_Task prompt_
Reproduce the listing lines verbatim, from the line containing "409, 675, 515]" to the line containing "143, 478, 162]", including both of those lines.

[Dataset records]
---*---

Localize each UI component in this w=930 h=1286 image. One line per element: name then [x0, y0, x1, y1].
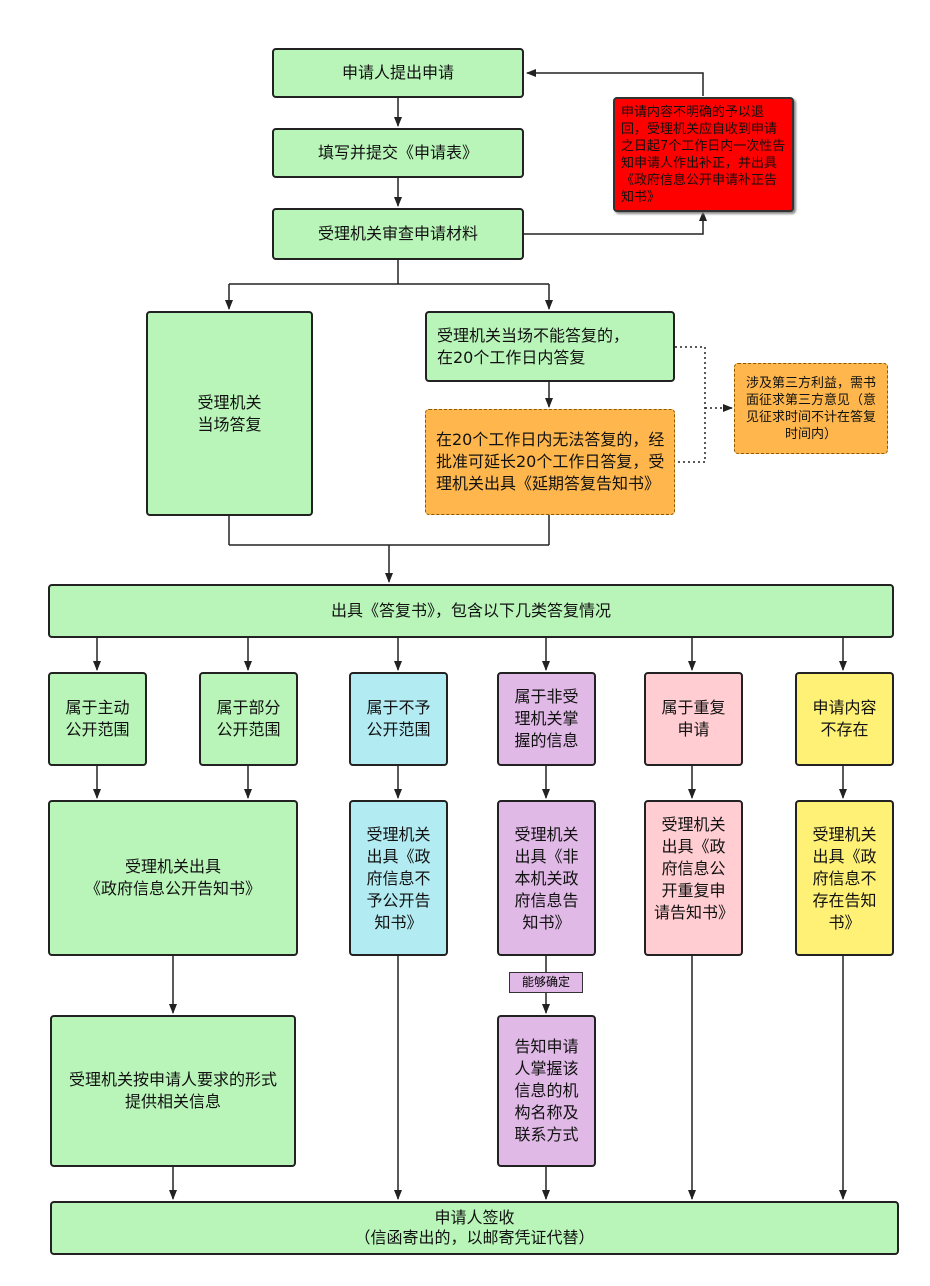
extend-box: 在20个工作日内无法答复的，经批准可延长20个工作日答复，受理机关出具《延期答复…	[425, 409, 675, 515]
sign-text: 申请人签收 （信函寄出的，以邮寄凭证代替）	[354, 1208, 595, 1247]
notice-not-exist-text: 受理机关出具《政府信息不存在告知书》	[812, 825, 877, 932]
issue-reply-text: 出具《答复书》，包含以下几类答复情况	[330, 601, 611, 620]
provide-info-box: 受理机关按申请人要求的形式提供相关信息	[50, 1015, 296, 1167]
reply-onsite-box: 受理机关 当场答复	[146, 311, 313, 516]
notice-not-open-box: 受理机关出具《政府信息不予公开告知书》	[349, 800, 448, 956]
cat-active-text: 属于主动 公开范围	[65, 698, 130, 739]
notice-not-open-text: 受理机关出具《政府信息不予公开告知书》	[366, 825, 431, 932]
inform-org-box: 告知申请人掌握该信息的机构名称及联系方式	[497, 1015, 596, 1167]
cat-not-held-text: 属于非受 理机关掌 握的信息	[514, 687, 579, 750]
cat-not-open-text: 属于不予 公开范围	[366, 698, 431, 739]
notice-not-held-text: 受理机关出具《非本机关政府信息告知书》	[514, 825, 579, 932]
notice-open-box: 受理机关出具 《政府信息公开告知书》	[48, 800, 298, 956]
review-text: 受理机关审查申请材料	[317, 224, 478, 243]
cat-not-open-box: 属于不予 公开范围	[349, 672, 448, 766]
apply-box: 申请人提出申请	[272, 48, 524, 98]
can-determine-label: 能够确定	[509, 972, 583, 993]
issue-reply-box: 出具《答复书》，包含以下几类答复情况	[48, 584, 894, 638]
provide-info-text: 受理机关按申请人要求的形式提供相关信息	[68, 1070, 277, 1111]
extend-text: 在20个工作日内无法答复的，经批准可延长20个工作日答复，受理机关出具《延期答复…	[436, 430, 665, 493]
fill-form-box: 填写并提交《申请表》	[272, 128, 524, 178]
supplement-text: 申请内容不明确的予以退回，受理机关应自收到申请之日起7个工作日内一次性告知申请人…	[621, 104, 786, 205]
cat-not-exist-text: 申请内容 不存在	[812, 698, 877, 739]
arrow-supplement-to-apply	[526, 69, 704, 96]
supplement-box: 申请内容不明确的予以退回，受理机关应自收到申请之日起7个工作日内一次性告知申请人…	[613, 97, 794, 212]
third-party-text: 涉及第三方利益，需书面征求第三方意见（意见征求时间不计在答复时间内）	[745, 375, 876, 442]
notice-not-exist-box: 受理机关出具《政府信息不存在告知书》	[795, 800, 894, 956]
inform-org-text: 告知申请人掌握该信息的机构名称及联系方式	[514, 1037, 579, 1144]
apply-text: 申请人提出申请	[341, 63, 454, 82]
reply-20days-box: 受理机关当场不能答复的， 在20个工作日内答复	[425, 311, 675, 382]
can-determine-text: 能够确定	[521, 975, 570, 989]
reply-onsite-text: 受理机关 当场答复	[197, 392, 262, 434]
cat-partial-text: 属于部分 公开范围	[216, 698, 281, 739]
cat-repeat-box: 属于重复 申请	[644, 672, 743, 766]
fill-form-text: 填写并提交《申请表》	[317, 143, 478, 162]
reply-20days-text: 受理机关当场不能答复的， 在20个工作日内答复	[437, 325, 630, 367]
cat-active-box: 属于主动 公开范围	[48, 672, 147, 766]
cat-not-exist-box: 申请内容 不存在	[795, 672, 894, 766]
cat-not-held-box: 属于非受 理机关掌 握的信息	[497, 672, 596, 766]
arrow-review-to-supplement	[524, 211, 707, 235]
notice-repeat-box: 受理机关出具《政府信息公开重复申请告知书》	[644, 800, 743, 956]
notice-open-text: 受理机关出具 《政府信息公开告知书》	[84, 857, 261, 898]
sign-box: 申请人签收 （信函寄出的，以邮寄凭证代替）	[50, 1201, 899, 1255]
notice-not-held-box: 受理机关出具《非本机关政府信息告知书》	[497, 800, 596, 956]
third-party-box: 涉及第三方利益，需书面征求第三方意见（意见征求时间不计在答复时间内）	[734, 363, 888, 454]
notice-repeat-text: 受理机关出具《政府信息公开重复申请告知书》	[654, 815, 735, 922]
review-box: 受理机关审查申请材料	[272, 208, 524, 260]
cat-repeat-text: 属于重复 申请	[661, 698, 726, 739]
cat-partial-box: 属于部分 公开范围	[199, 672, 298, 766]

---*---

_Result for this exercise_
extend-box: 在20个工作日内无法答复的，经批准可延长20个工作日答复，受理机关出具《延期答复…	[425, 409, 675, 515]
sign-text: 申请人签收 （信函寄出的，以邮寄凭证代替）	[354, 1208, 595, 1247]
notice-not-exist-text: 受理机关出具《政府信息不存在告知书》	[812, 825, 877, 932]
issue-reply-text: 出具《答复书》，包含以下几类答复情况	[330, 601, 611, 620]
provide-info-box: 受理机关按申请人要求的形式提供相关信息	[50, 1015, 296, 1167]
reply-onsite-box: 受理机关 当场答复	[146, 311, 313, 516]
notice-not-open-box: 受理机关出具《政府信息不予公开告知书》	[349, 800, 448, 956]
cat-active-text: 属于主动 公开范围	[65, 698, 130, 739]
notice-not-open-text: 受理机关出具《政府信息不予公开告知书》	[366, 825, 431, 932]
inform-org-box: 告知申请人掌握该信息的机构名称及联系方式	[497, 1015, 596, 1167]
cat-not-held-text: 属于非受 理机关掌 握的信息	[514, 687, 579, 750]
cat-not-open-text: 属于不予 公开范围	[366, 698, 431, 739]
notice-not-held-text: 受理机关出具《非本机关政府信息告知书》	[514, 825, 579, 932]
notice-open-box: 受理机关出具 《政府信息公开告知书》	[48, 800, 298, 956]
review-text: 受理机关审查申请材料	[317, 224, 478, 243]
cat-not-open-box: 属于不予 公开范围	[349, 672, 448, 766]
apply-box: 申请人提出申请	[272, 48, 524, 98]
can-determine-label: 能够确定	[509, 972, 583, 993]
issue-reply-box: 出具《答复书》，包含以下几类答复情况	[48, 584, 894, 638]
provide-info-text: 受理机关按申请人要求的形式提供相关信息	[68, 1070, 277, 1111]
extend-text: 在20个工作日内无法答复的，经批准可延长20个工作日答复，受理机关出具《延期答复…	[436, 430, 665, 493]
fill-form-box: 填写并提交《申请表》	[272, 128, 524, 178]
supplement-text: 申请内容不明确的予以退回，受理机关应自收到申请之日起7个工作日内一次性告知申请人…	[621, 104, 786, 205]
cat-not-exist-text: 申请内容 不存在	[812, 698, 877, 739]
arrow-supplement-to-apply	[526, 69, 704, 96]
supplement-box: 申请内容不明确的予以退回，受理机关应自收到申请之日起7个工作日内一次性告知申请人…	[613, 97, 794, 212]
third-party-text: 涉及第三方利益，需书面征求第三方意见（意见征求时间不计在答复时间内）	[745, 375, 876, 442]
notice-not-exist-box: 受理机关出具《政府信息不存在告知书》	[795, 800, 894, 956]
inform-org-text: 告知申请人掌握该信息的机构名称及联系方式	[514, 1037, 579, 1144]
apply-text: 申请人提出申请	[341, 63, 454, 82]
reply-20days-box: 受理机关当场不能答复的， 在20个工作日内答复	[425, 311, 675, 382]
can-determine-text: 能够确定	[521, 975, 570, 989]
reply-onsite-text: 受理机关 当场答复	[197, 392, 262, 434]
cat-partial-text: 属于部分 公开范围	[216, 698, 281, 739]
cat-repeat-box: 属于重复 申请	[644, 672, 743, 766]
fill-form-text: 填写并提交《申请表》	[317, 143, 478, 162]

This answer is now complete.